• _EXERCISE BRIEF_
Determine how many lines of the records include "Disk", and answer with the number alone.

— start of GIVEN RECORDS —

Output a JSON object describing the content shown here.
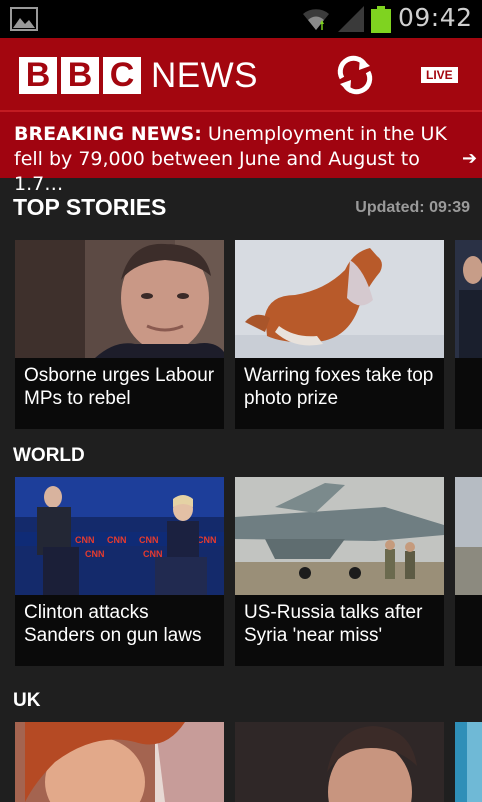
{
  "status_bar": {
    "time": "09:42",
    "icons": [
      "image-notification-icon",
      "wifi-icon",
      "signal-icon",
      "battery-icon"
    ],
    "battery_color": "#7fd320"
  },
  "header": {
    "logo_letters": [
      "B",
      "B",
      "C"
    ],
    "logo_word": "NEWS",
    "live_label": "LIVE",
    "brand_color": "#a3060f"
  },
  "breaking": {
    "prefix": "BREAKING NEWS:",
    "text": " Unemployment in the UK fell by 79,000 between June and August to 1.7…"
  },
  "top_stories": {
    "title": "TOP STORIES",
    "updated": "Updated: 09:39",
    "cards": [
      {
        "caption": "Osborne urges Labour MPs to rebel"
      },
      {
        "caption": "Warring foxes take top photo prize"
      }
    ]
  },
  "world": {
    "title": "WORLD",
    "cards": [
      {
        "caption": "Clinton attacks Sanders on gun laws"
      },
      {
        "caption": "US-Russia talks after Syria 'near miss'"
      }
    ]
  },
  "uk": {
    "title": "UK"
  },
  "debate_screen_text": [
    "CNN",
    "CNN",
    "CNN",
    "CNN",
    "CNN",
    "CNN"
  ]
}
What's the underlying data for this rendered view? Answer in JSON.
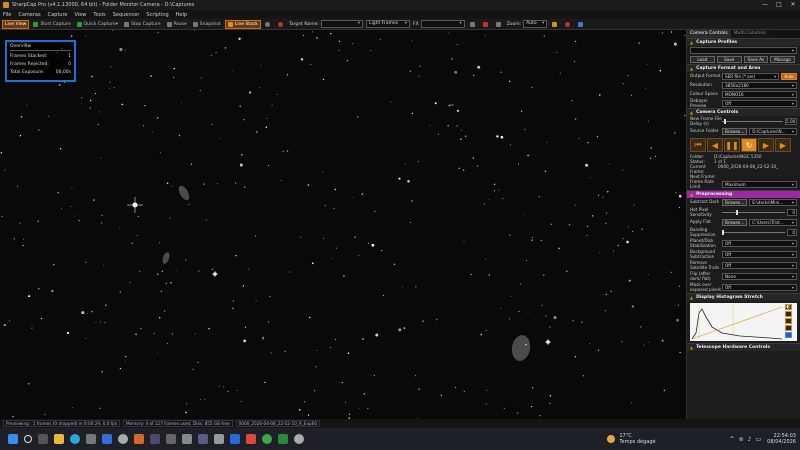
{
  "titlebar": {
    "title": "SharpCap Pro (v4.1.13000, 64 bit) - Folder Monitor Camera - D:\\Captures",
    "minimize": "—",
    "maximize": "□",
    "close": "✕"
  },
  "menu": [
    "File",
    "Cameras",
    "Capture",
    "View",
    "Tools",
    "Sequencer",
    "Scripting",
    "Help"
  ],
  "toolbar": {
    "live_view": "Live View",
    "start_capture": "Start Capture",
    "quick_capture": "Quick Capture",
    "stop_capture": "Stop Capture",
    "pause": "Pause",
    "snapshot": "Snapshot",
    "live_stack": "Live Stack",
    "target_name_label": "Target Name:",
    "target_name_value": "",
    "frame_type": "Light Frames",
    "fx_label": "FX",
    "fx_value": "",
    "zoom_label": "Zoom:",
    "zoom_value": "Auto"
  },
  "overview": {
    "title": "Overview",
    "frames_stacked_label": "Frames Stacked:",
    "frames_stacked_value": "1",
    "frames_rejected_label": "Frames Rejected:",
    "frames_rejected_value": "0",
    "total_exposure_label": "Total Exposure:",
    "total_exposure_value": "00,00s"
  },
  "panel": {
    "tab_camera_controls": "Camera Controls",
    "tab_multi_columns": "Multi Columns",
    "capture_profiles": {
      "title": "Capture Profiles",
      "load": "Load",
      "save": "Save",
      "save_as": "Save As",
      "manage": "Manage"
    },
    "capture_format": {
      "title": "Capture Format and Area",
      "output_format_label": "Output Format",
      "output_format_value": "SER file (*.ser)",
      "auto": "Auto",
      "resolution_label": "Resolution",
      "resolution_value": "3856x2180",
      "colour_space_label": "Colour Space",
      "colour_space_value": "MONO16",
      "debayer_label": "Debayer Preview",
      "debayer_value": "Off"
    },
    "camera_controls": {
      "title": "Camera Controls",
      "new_frame_label": "New Frame File Delay (s)",
      "new_frame_value": "5.00",
      "source_folder_label": "Source Folder",
      "browse": "Browse...",
      "source_folder_value": "D:\\Captures\\N...",
      "folder_label": "Folder:",
      "folder_value": "D:\\Captures\\NGC 5350",
      "status_label": "Status:",
      "status_value": "1 of 1",
      "current_frame_label": "Current Frame:",
      "current_frame_value": "0000_2026-04-08_22-52-10_",
      "next_frame_label": "Next Frame:",
      "next_frame_value": "",
      "frame_rate_label": "Frame Rate Limit",
      "frame_rate_value": "Maximum"
    },
    "preprocessing": {
      "title": "Preprocessing",
      "subtract_dark_label": "Subtract Dark",
      "subtract_dark_browse": "Browse...",
      "subtract_dark_value": "E:\\darks\\Mini...",
      "hot_pixel_label": "Hot Pixel Sensitivity",
      "hot_pixel_value": "0",
      "apply_flat_label": "Apply Flat",
      "apply_flat_browse": "Browse...",
      "apply_flat_value": "C:\\Users\\Trist...",
      "banding_label": "Banding Suppression",
      "banding_value": "0",
      "planet_label": "Planet/Disk Stabilization",
      "planet_value": "Off",
      "background_label": "Background Subtraction",
      "background_value": "Off",
      "satellite_label": "Remove Satellite Trails",
      "satellite_value": "Off",
      "flip_label": "Flip (after dark/ flat)",
      "flip_value": "None",
      "mask_label": "Mask over exposed pixels",
      "mask_value": "Off"
    },
    "histogram": {
      "title": "Display Histogram Stretch"
    },
    "telescope": {
      "title": "Telescope Hardware Controls"
    }
  },
  "statusbar": {
    "previewing": "Previewing : 1 frames (0 dropped) in 0:00:29, 0.0 fps",
    "memory": "Memory: 4 of 127 frames used, Disk: 855 GB free",
    "file": "0000_2026-04-08_22-52-10_R_Exp60"
  },
  "taskbar": {
    "temperature": "17°C",
    "weather": "Temps dégagé",
    "time": "22:54:03",
    "date": "08/04/2026"
  }
}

— end of GIVEN RECORDS —

• _THE RESPONSE_
2